** Start **

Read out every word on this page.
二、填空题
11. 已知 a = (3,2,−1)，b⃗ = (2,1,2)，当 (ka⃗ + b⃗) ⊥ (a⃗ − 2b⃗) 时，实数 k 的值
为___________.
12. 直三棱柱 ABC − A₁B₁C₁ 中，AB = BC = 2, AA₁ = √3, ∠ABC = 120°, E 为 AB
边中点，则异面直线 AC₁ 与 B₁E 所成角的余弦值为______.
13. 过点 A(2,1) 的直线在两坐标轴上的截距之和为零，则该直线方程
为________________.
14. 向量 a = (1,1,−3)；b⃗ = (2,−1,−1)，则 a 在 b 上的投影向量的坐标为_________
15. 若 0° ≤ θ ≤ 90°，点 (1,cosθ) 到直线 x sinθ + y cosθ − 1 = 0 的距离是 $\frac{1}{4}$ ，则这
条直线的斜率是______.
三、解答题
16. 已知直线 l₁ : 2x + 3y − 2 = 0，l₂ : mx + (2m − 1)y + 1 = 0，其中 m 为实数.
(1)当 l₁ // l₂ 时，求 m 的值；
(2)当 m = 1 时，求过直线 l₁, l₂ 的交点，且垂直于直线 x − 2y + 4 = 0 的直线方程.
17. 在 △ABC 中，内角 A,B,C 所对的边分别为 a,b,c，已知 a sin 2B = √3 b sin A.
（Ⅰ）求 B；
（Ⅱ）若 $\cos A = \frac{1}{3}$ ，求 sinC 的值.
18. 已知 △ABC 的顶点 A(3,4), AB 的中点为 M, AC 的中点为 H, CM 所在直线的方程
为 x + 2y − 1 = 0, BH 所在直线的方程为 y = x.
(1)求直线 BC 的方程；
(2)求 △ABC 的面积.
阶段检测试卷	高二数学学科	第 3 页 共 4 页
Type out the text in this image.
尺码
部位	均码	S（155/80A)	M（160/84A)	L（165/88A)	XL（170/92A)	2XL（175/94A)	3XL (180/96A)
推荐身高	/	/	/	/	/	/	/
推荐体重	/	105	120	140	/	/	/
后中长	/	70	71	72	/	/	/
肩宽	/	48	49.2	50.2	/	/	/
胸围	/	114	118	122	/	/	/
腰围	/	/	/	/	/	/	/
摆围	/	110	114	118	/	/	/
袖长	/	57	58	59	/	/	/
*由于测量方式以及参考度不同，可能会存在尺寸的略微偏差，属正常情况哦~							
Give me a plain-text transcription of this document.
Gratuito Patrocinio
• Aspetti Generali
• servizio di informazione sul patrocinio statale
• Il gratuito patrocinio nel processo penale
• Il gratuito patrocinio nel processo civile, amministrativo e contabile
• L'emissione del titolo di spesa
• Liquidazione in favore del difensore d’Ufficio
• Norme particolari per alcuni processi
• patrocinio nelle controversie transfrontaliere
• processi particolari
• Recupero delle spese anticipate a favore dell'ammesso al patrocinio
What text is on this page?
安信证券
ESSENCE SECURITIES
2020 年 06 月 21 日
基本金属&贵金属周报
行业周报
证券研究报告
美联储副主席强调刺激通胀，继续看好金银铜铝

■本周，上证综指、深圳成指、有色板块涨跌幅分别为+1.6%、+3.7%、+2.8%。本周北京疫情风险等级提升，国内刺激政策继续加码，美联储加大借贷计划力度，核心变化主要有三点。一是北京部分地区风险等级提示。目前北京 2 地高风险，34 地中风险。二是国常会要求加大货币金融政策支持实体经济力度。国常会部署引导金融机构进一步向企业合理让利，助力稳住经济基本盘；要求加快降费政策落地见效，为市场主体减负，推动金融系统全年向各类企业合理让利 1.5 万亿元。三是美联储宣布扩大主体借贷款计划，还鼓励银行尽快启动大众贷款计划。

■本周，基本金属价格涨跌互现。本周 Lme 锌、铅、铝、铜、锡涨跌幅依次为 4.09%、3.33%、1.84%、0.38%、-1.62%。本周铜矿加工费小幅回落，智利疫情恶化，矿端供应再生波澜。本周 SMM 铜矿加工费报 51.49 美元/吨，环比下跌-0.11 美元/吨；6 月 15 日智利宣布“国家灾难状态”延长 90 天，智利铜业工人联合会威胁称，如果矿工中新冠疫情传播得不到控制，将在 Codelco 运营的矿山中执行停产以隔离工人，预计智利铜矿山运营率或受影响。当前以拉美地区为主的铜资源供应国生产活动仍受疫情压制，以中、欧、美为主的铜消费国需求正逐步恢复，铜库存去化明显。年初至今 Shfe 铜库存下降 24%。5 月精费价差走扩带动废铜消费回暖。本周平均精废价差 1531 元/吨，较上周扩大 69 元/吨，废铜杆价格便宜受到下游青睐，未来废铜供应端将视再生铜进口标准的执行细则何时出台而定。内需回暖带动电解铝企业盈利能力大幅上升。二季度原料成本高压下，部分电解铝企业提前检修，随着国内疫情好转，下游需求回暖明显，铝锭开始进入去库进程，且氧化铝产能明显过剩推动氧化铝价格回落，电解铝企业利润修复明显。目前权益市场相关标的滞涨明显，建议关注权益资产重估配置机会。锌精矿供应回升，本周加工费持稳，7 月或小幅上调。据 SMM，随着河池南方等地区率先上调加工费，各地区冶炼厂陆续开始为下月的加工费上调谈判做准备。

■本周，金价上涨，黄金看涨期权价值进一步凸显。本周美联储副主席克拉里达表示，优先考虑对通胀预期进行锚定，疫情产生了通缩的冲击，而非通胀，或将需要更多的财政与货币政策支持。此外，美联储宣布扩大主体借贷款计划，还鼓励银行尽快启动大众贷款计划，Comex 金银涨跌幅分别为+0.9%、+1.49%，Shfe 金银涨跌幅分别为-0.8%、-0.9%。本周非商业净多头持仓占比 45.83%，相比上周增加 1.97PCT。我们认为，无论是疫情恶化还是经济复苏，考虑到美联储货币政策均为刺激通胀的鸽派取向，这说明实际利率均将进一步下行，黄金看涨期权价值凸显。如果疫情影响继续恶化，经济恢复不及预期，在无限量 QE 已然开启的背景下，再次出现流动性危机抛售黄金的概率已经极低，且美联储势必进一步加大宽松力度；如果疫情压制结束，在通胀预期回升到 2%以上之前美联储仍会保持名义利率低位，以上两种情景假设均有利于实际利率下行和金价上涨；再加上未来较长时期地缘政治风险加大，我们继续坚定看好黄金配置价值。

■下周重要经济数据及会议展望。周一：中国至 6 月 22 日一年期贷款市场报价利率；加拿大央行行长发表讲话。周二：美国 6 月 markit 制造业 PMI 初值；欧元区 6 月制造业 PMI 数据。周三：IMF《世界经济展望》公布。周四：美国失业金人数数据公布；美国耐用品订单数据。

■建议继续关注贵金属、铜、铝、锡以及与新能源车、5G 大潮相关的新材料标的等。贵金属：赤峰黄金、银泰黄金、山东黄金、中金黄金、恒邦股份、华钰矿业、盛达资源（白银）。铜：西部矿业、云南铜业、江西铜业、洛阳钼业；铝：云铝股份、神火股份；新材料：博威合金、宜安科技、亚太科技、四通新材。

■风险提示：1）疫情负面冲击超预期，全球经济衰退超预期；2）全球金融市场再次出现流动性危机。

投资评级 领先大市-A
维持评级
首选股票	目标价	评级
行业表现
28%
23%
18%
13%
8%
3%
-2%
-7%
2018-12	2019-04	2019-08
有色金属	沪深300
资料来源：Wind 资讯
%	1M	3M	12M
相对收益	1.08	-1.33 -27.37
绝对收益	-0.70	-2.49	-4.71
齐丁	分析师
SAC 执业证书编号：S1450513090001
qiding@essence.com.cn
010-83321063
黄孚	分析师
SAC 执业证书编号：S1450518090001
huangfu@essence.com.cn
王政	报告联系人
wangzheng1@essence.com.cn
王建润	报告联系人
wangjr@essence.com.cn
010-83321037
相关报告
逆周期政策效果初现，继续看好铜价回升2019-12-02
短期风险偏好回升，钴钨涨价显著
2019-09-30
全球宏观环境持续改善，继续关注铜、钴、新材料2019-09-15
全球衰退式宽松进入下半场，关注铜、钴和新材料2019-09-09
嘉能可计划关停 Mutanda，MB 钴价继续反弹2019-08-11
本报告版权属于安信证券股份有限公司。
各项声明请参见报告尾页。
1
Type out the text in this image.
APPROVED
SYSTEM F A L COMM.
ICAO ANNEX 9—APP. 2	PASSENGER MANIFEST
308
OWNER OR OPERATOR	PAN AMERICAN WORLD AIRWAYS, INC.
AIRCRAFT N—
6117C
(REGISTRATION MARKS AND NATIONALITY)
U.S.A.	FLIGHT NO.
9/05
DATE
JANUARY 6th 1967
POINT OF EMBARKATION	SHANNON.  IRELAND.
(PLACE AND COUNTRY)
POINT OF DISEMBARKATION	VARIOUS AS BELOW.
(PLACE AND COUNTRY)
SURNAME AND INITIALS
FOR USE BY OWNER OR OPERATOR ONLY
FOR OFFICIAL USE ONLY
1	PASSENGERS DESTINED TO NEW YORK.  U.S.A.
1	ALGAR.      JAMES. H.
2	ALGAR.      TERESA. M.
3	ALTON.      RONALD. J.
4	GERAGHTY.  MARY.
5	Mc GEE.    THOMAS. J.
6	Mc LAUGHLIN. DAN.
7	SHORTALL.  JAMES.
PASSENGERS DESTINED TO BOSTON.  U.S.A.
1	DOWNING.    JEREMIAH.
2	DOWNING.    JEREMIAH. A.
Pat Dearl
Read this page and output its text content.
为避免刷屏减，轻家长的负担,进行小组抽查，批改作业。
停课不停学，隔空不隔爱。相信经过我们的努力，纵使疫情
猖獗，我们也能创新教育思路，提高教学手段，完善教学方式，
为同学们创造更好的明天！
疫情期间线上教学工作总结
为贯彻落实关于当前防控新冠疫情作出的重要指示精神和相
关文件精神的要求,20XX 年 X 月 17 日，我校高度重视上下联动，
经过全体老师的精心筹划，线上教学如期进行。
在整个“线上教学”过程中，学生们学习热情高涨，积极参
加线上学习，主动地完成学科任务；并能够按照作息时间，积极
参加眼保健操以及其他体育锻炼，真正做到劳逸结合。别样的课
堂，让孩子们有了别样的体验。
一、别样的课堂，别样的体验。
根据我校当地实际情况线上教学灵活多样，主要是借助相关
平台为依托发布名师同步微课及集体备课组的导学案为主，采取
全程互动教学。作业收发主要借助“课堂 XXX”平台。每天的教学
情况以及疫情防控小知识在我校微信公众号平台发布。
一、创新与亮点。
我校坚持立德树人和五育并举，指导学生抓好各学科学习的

** End **

What is being asked: Find the word "OWNER" in the data and copy out each line where it turns up.

Reply:
OWNER OR OPERATOR	PAN AMERICAN WORLD AIRWAYS, INC.
FOR USE BY OWNER OR OPERATOR ONLY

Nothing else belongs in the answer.